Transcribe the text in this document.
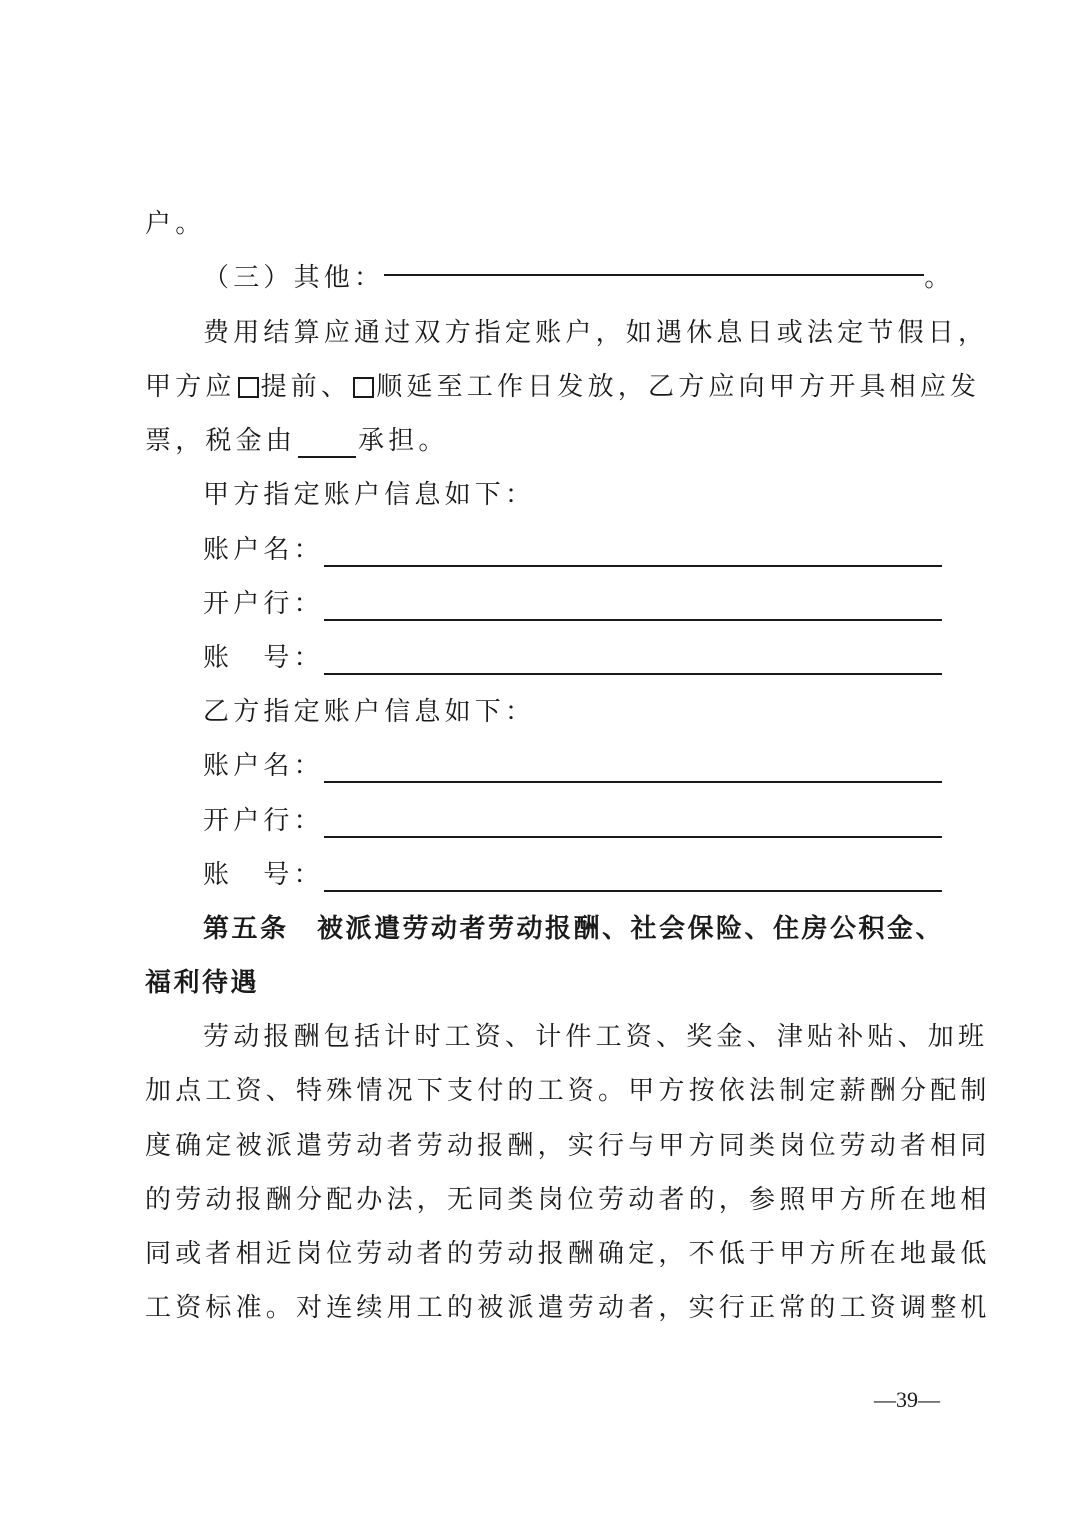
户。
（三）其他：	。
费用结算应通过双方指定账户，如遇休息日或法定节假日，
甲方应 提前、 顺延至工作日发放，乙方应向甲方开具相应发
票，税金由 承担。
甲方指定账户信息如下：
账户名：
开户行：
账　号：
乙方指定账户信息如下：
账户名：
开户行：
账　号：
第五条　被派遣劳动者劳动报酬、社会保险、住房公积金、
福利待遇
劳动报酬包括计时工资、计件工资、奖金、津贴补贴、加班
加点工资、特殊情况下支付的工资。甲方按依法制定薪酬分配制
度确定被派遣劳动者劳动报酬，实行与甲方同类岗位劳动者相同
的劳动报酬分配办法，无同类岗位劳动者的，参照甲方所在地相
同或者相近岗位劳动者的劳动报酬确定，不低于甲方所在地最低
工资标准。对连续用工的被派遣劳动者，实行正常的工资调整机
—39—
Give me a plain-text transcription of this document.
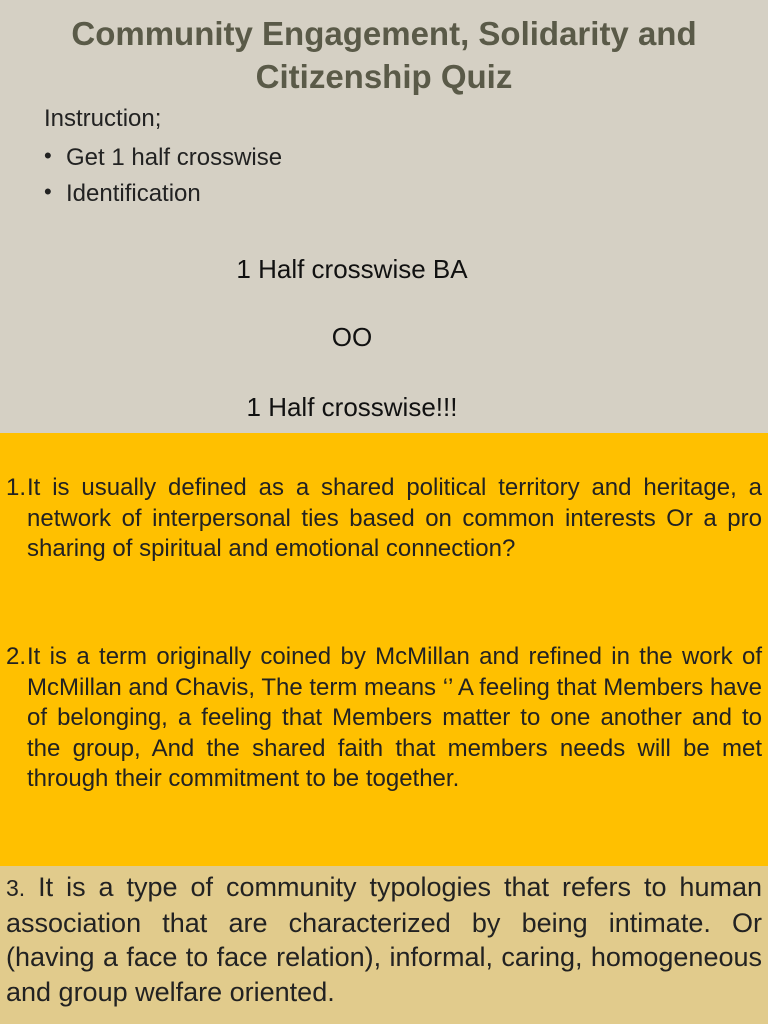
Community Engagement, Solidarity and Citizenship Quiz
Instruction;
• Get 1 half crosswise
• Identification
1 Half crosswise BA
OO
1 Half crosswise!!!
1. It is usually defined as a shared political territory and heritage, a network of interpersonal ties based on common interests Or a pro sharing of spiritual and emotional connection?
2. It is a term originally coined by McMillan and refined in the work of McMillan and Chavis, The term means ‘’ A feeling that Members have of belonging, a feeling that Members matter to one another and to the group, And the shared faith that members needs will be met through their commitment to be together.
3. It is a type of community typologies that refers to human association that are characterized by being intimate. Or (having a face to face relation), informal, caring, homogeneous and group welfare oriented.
※
» GIVEN REQUEST
Print every entry above again without changing a word, and omit the pictures.

» SOLUTION TO THIS TASK
Transcribe the text in this document.
户。
（三）其他：	。
费用结算应通过双方指定账户，如遇休息日或法定节假日，
甲方应 提前、 顺延至工作日发放，乙方应向甲方开具相应发
票，税金由 承担。
甲方指定账户信息如下：
账户名：
开户行：
账　号：
乙方指定账户信息如下：
账户名：
开户行：
账　号：
第五条　被派遣劳动者劳动报酬、社会保险、住房公积金、
福利待遇
劳动报酬包括计时工资、计件工资、奖金、津贴补贴、加班
加点工资、特殊情况下支付的工资。甲方按依法制定薪酬分配制
度确定被派遣劳动者劳动报酬，实行与甲方同类岗位劳动者相同
的劳动报酬分配办法，无同类岗位劳动者的，参照甲方所在地相
同或者相近岗位劳动者的劳动报酬确定，不低于甲方所在地最低
工资标准。对连续用工的被派遣劳动者，实行正常的工资调整机
—39—
Give me a plain-text transcription of this document.
Community Engagement, Solidarity and Citizenship Quiz
Instruction;
• Get 1 half crosswise
• Identification
1 Half crosswise BA
OO
1 Half crosswise!!!
1. It is usually defined as a shared political territory and heritage, a network of interpersonal ties based on common interests Or a pro sharing of spiritual and emotional connection?
2. It is a term originally coined by McMillan and refined in the work of McMillan and Chavis, The term means ‘’ A feeling that Members have of belonging, a feeling that Members matter to one another and to the group, And the shared faith that members needs will be met through their commitment to be together.
3. It is a type of community typologies that refers to human association that are characterized by being intimate. Or (having a face to face relation), informal, caring, homogeneous and group welfare oriented.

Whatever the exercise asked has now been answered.